*** Begin section ***

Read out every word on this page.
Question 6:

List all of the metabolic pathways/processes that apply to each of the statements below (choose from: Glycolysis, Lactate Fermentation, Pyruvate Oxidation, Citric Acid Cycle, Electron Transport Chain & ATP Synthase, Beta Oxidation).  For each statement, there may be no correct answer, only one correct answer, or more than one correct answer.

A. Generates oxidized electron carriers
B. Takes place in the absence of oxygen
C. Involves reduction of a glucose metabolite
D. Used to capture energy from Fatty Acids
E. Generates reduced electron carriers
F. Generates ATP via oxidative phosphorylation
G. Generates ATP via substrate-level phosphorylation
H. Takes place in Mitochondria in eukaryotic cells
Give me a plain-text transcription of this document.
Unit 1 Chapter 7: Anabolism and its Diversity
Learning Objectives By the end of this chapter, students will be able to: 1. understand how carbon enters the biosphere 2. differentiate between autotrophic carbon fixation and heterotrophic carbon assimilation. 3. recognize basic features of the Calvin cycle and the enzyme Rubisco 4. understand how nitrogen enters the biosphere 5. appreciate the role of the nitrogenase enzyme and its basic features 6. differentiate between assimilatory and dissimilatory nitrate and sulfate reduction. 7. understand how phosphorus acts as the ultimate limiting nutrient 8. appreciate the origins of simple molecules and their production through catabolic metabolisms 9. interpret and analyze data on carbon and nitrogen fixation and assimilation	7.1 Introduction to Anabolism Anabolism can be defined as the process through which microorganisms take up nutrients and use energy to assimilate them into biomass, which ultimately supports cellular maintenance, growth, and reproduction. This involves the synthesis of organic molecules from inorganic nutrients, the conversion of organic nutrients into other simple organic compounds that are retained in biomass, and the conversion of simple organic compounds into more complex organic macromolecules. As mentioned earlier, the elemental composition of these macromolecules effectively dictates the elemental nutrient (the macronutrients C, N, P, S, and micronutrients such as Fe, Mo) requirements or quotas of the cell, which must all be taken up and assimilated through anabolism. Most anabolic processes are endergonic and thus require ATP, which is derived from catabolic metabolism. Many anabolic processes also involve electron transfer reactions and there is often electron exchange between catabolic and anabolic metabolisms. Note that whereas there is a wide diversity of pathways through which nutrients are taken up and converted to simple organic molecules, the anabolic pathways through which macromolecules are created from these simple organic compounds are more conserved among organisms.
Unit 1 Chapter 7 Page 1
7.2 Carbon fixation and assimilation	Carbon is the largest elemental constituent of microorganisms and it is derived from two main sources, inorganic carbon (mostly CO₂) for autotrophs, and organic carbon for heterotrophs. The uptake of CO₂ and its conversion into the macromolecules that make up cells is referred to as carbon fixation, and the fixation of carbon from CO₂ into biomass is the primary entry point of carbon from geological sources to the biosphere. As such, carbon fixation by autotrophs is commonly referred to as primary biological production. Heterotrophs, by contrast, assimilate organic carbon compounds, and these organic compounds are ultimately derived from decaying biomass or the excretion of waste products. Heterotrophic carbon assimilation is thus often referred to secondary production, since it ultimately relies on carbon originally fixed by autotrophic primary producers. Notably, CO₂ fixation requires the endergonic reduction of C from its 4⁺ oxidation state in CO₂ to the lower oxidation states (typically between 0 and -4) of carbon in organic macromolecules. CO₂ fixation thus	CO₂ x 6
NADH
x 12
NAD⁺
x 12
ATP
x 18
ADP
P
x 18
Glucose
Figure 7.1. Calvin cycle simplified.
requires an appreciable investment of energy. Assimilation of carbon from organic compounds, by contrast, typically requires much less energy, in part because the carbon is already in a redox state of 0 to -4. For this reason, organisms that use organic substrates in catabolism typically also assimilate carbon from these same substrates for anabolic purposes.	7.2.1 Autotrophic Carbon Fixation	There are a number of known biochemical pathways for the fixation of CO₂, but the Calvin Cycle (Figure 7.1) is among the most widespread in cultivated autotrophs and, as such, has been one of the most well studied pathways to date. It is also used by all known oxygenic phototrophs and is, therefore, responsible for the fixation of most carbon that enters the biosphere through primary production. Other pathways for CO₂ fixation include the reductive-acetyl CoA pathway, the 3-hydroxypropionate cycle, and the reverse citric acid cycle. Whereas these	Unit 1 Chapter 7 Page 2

*** End section ***

The entire listing must be repeated without a single change.

Read out every word on this page.
Question 6:

List all of the metabolic pathways/processes that apply to each of the statements below (choose from: Glycolysis, Lactate Fermentation, Pyruvate Oxidation, Citric Acid Cycle, Electron Transport Chain & ATP Synthase, Beta Oxidation).  For each statement, there may be no correct answer, only one correct answer, or more than one correct answer.

A. Generates oxidized electron carriers
B. Takes place in the absence of oxygen
C. Involves reduction of a glucose metabolite
D. Used to capture energy from Fatty Acids
E. Generates reduced electron carriers
F. Generates ATP via oxidative phosphorylation
G. Generates ATP via substrate-level phosphorylation
H. Takes place in Mitochondria in eukaryotic cells
Give me a plain-text transcription of this document.
Unit 1 Chapter 7: Anabolism and its Diversity
Learning Objectives By the end of this chapter, students will be able to: 1. understand how carbon enters the biosphere 2. differentiate between autotrophic carbon fixation and heterotrophic carbon assimilation. 3. recognize basic features of the Calvin cycle and the enzyme Rubisco 4. understand how nitrogen enters the biosphere 5. appreciate the role of the nitrogenase enzyme and its basic features 6. differentiate between assimilatory and dissimilatory nitrate and sulfate reduction. 7. understand how phosphorus acts as the ultimate limiting nutrient 8. appreciate the origins of simple molecules and their production through catabolic metabolisms 9. interpret and analyze data on carbon and nitrogen fixation and assimilation	7.1 Introduction to Anabolism Anabolism can be defined as the process through which microorganisms take up nutrients and use energy to assimilate them into biomass, which ultimately supports cellular maintenance, growth, and reproduction. This involves the synthesis of organic molecules from inorganic nutrients, the conversion of organic nutrients into other simple organic compounds that are retained in biomass, and the conversion of simple organic compounds into more complex organic macromolecules. As mentioned earlier, the elemental composition of these macromolecules effectively dictates the elemental nutrient (the macronutrients C, N, P, S, and micronutrients such as Fe, Mo) requirements or quotas of the cell, which must all be taken up and assimilated through anabolism. Most anabolic processes are endergonic and thus require ATP, which is derived from catabolic metabolism. Many anabolic processes also involve electron transfer reactions and there is often electron exchange between catabolic and anabolic metabolisms. Note that whereas there is a wide diversity of pathways through which nutrients are taken up and converted to simple organic molecules, the anabolic pathways through which macromolecules are created from these simple organic compounds are more conserved among organisms.
Unit 1 Chapter 7 Page 1
7.2 Carbon fixation and assimilation	Carbon is the largest elemental constituent of microorganisms and it is derived from two main sources, inorganic carbon (mostly CO₂) for autotrophs, and organic carbon for heterotrophs. The uptake of CO₂ and its conversion into the macromolecules that make up cells is referred to as carbon fixation, and the fixation of carbon from CO₂ into biomass is the primary entry point of carbon from geological sources to the biosphere. As such, carbon fixation by autotrophs is commonly referred to as primary biological production. Heterotrophs, by contrast, assimilate organic carbon compounds, and these organic compounds are ultimately derived from decaying biomass or the excretion of waste products. Heterotrophic carbon assimilation is thus often referred to secondary production, since it ultimately relies on carbon originally fixed by autotrophic primary producers. Notably, CO₂ fixation requires the endergonic reduction of C from its 4⁺ oxidation state in CO₂ to the lower oxidation states (typically between 0 and -4) of carbon in organic macromolecules. CO₂ fixation thus	CO₂ x 6
NADH
x 12
NAD⁺
x 12
ATP
x 18
ADP
P
x 18
Glucose
Figure 7.1. Calvin cycle simplified.
requires an appreciable investment of energy. Assimilation of carbon from organic compounds, by contrast, typically requires much less energy, in part because the carbon is already in a redox state of 0 to -4. For this reason, organisms that use organic substrates in catabolism typically also assimilate carbon from these same substrates for anabolic purposes.	7.2.1 Autotrophic Carbon Fixation	There are a number of known biochemical pathways for the fixation of CO₂, but the Calvin Cycle (Figure 7.1) is among the most widespread in cultivated autotrophs and, as such, has been one of the most well studied pathways to date. It is also used by all known oxygenic phototrophs and is, therefore, responsible for the fixation of most carbon that enters the biosphere through primary production. Other pathways for CO₂ fixation include the reductive-acetyl CoA pathway, the 3-hydroxypropionate cycle, and the reverse citric acid cycle. Whereas these	Unit 1 Chapter 7 Page 2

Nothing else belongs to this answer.